> _EXERCISE BRIEF_
Which lines hold the word "reacción"? Show each of them.
>> START RECORDS
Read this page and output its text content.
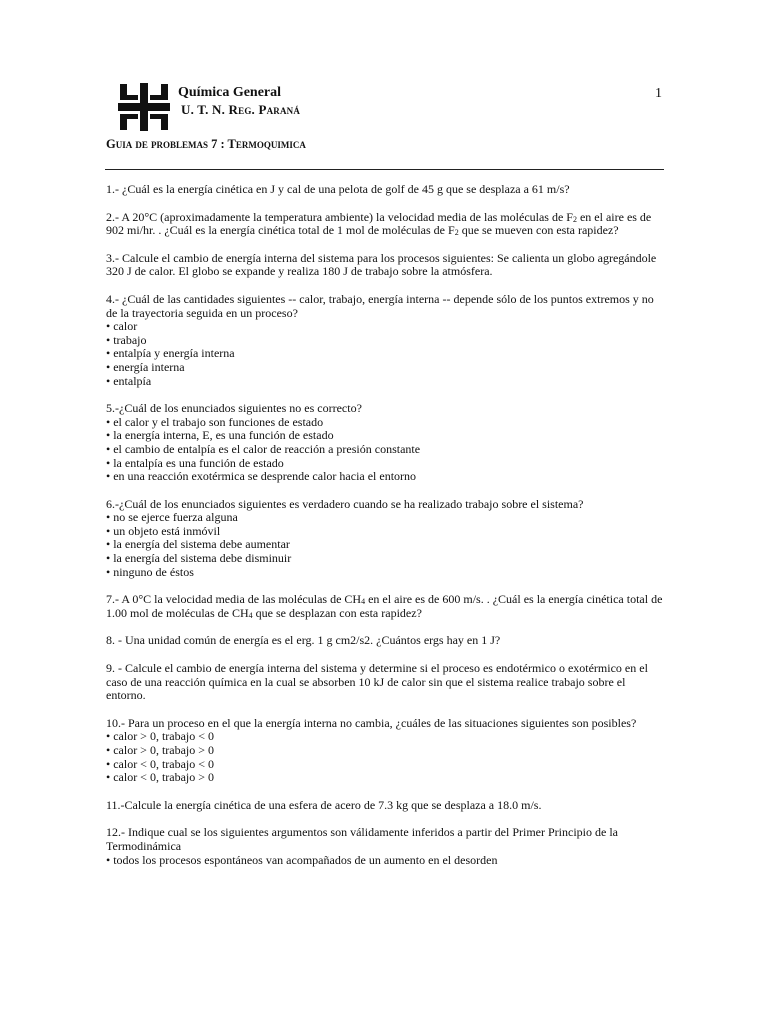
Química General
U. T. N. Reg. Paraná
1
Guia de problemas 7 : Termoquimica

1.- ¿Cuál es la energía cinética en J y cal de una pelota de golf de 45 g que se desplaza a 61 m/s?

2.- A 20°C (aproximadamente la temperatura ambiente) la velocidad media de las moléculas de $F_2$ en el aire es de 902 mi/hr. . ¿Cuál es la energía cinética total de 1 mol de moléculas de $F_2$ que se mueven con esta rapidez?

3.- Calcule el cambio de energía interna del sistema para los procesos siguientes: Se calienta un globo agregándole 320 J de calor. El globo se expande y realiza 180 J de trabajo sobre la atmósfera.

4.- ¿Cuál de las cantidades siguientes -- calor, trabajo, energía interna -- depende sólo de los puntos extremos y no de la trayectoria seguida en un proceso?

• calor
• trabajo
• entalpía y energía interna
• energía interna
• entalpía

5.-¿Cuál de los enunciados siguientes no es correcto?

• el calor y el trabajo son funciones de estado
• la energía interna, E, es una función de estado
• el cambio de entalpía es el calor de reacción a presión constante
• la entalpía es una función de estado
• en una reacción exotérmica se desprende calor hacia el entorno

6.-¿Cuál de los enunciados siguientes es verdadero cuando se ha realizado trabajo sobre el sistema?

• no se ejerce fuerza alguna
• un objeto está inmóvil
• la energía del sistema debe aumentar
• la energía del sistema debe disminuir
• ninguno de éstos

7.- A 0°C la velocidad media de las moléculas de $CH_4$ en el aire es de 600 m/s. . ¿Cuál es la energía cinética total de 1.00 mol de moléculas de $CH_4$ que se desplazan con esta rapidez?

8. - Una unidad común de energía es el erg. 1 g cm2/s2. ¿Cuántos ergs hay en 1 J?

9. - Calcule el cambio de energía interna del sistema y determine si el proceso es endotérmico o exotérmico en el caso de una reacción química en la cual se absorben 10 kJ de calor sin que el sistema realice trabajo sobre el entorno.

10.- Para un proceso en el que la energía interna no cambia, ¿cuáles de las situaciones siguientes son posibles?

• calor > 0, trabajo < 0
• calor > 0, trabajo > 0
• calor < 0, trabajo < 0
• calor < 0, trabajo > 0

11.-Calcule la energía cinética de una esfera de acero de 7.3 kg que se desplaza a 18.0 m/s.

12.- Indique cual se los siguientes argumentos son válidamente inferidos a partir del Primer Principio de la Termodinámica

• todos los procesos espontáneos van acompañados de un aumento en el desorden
>> END RECORDS
>> START RECORDS
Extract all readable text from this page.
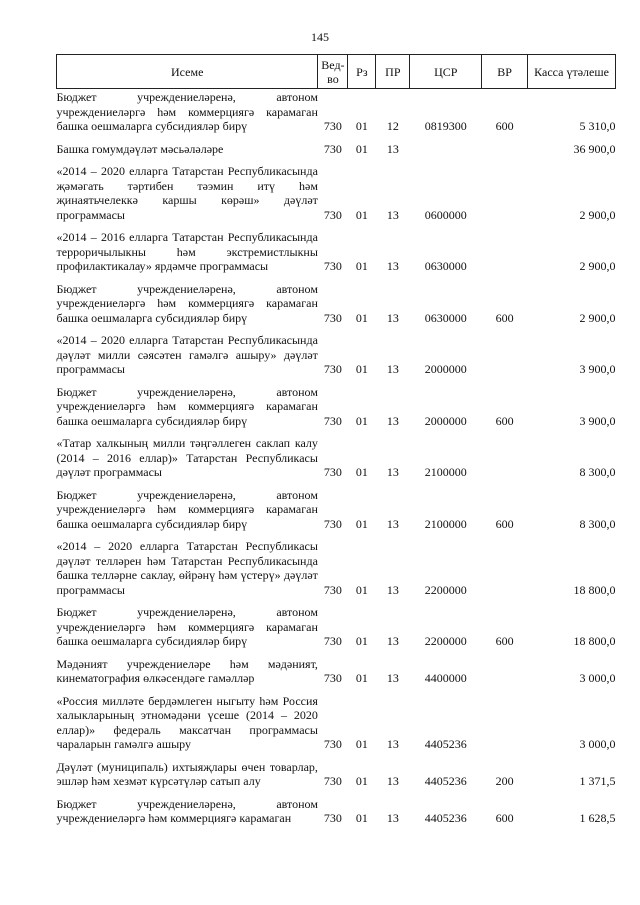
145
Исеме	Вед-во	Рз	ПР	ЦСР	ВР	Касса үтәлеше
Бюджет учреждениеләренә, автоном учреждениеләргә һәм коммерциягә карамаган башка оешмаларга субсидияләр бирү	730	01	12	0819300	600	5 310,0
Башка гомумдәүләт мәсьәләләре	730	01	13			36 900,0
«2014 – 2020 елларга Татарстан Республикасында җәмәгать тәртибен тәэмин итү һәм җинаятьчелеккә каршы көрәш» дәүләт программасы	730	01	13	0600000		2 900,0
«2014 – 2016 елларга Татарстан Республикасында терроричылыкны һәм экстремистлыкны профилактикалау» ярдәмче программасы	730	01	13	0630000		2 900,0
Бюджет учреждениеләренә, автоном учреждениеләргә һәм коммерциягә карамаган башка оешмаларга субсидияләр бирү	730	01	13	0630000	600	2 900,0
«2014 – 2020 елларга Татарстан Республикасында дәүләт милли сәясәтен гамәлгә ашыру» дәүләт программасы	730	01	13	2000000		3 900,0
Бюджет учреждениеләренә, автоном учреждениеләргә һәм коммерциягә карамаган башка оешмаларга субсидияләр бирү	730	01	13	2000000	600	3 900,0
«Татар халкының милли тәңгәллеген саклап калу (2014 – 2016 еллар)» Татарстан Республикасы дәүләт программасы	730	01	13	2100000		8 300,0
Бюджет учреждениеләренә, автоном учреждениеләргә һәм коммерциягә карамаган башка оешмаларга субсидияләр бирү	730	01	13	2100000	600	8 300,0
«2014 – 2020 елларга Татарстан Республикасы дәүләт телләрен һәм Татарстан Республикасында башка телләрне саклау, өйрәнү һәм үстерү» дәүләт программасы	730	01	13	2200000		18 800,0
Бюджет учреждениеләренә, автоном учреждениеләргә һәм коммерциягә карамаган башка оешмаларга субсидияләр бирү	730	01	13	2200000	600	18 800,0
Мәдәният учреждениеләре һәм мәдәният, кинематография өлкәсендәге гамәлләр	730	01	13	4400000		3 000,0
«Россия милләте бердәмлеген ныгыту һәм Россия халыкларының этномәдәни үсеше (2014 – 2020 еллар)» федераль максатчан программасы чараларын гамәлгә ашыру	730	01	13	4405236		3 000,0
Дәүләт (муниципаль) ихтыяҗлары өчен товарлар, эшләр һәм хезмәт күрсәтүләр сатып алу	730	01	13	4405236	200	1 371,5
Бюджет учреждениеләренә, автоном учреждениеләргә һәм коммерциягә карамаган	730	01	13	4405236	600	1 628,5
>> END RECORDS
>> START RECORDS
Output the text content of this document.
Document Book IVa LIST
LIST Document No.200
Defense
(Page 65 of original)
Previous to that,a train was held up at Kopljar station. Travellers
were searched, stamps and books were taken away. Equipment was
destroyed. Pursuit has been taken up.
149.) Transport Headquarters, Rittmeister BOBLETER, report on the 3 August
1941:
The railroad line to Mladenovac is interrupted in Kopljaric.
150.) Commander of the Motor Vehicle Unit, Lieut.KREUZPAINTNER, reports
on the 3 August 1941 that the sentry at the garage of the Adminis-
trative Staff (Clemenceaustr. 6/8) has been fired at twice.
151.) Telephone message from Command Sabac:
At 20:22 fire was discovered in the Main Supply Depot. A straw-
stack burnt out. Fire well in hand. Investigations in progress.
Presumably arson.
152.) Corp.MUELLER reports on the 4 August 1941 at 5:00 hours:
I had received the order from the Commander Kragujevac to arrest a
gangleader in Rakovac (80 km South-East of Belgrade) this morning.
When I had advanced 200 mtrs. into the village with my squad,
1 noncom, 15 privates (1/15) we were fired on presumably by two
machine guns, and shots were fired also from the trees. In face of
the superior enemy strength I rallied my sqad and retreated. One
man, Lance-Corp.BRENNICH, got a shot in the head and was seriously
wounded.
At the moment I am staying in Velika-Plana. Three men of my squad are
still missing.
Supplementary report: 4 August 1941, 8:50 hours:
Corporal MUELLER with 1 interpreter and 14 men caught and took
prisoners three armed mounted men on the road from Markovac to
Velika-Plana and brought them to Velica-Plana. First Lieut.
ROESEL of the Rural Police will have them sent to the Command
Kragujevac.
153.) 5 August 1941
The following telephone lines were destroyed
>> END RECORDS
> _FINISHED TASK_
• el cambio de entalpía es el calor de reacción a presión constante
• en una reacción exotérmica se desprende calor hacia el entorno
9. - Calcule el cambio de energía interna del sistema y determine si el proceso es endotérmico o exotérmico en el caso de una reacción química en la cual se absorben 10 kJ de calor sin que el sistema realice trabajo sobre el entorno.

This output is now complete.